» **Trecho selecionado**:
Também suspeita de disseminar informações falsas, a rádio Jovem Pan entrou na mira da CPI. No entanto, após a sinalização de que a comissão discutiria hoje o pedido de quebra de sigilo bancário da rádio, representantes da mídia comercial reagiram. A Associação Brasileira de Emissoras de Rádio e Televisão (Abert) rapidamente emitiu nota de repúdio, argumentando que  “qualquer tentativa de intimidação ao trabalho da imprensa é uma afronta à liberdade de expressão, direito garantido pela Constituição Brasileira”. O pedido de quebra de sigilo foi apresentado por Renan Calheiros. 

Muito maior

Mas ainda há muito a ser apurado quanto às negociações de vacinas. Amanhã, os olhos da CPI vão estar concentrados nas empresas, revendedores e intermediárias que ofertaram vacinas ao governo federal sem autorização dos fabricantes dos imunizantes. E novas revelações indicam que o “rolo”, para usar a expressão de Bolsonaro sobre a Covaxin, pode ser muito maior do que se supunha…

O reverendo Amilton Gomes de Paula, fundador da ONG Secretaria Nacional de Assuntos Humanitários (Senah), vai ser o primeiro depoente. Ele foi convocado para esclarecer a participação da ONG na negociação feita por Luiz Paulo Dominguetti, o policial militar  que que ofereceu 400 milhões de doses de AstraZeneca sem autorização do laboratório e sem origem comprovada. É que, como se sabe, a ponte entre o Ministério da Saúde e Dominguetti, que dizia representar a empresa estadunidense Davati, foi feita justamente pela Senah. 

Mas as suspeitas acerca da ONG ganharam novos contornos. Reportagem da Folha mostrou que a Senah, autorizada pelo Ministério da Saúde a negociar a compra de vacinas para o Brasil, fazia tratativas também com outra empresa nos Estados Unidos. E o caso não é nada simples.

» **Trechos dos registros**:
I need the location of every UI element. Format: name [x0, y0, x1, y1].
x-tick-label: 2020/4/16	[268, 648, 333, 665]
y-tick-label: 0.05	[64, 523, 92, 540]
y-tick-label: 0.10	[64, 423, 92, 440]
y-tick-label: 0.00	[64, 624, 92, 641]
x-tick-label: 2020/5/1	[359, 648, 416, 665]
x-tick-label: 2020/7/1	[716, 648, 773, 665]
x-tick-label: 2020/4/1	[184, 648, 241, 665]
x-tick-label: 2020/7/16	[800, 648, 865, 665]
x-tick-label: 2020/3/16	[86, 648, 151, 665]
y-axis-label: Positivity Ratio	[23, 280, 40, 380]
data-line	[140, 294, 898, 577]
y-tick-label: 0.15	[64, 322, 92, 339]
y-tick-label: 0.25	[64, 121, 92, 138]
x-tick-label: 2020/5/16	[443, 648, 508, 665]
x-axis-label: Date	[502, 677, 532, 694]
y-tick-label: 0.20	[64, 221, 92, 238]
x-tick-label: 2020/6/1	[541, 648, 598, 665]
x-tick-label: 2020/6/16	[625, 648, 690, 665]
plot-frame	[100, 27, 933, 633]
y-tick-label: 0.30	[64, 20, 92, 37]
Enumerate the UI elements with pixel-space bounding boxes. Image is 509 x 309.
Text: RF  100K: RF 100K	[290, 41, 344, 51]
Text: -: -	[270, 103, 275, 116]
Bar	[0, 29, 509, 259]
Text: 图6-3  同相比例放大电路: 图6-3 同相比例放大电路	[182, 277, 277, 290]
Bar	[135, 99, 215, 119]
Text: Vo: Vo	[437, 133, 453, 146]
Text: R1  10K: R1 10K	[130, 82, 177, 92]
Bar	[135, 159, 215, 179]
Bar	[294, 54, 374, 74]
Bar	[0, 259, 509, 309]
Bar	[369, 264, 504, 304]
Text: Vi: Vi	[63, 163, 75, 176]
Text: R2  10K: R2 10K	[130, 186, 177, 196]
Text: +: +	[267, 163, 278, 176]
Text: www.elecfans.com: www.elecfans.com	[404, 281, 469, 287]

» **Tarefa a cumprir 1**:
Resuma em três frases o trecho sobre a CPI.
» **Tarefa a cumprir 2**:
Extraia do trecho sobre a CPI, sem qualquer alteração, a parte entre "O reverendo Amilton" e "justamente pela Senah.", inclusive.

» **Resposta da tarefa 1**:
A rádio Jovem Pan, suspeita de disseminar informações falsas, entrou na mira da CPI, e a Abert emitiu nota de repúdio diante do pedido de quebra de sigilo bancário da rádio apresentado por Renan Calheiros. A CPI vai se concentrar em empresas, revendedores e intermediárias que ofertaram vacinas ao governo federal sem autorização dos fabricantes, e o primeiro depoente será o reverendo Amilton Gomes de Paula, fundador da Senah, ONG que fez a ponte entre o Ministério da Saúde e Luiz Paulo Dominguetti. Reportagem da Folha mostrou que a Senah também negociava com outra empresa nos Estados Unidos.

» **Resposta da tarefa 2**:
O reverendo Amilton Gomes de Paula, fundador da ONG Secretaria Nacional de Assuntos Humanitários (Senah), vai ser o primeiro depoente. Ele foi convocado para esclarecer a participação da ONG na negociação feita por Luiz Paulo Dominguetti, o policial militar  que que ofereceu 400 milhões de doses de AstraZeneca sem autorização do laboratório e sem origem comprovada. É que, como se sabe, a ponte entre o Ministério da Saúde e Dominguetti, que dizia representar a empresa estadunidense Davati, foi feita justamente pela Senah.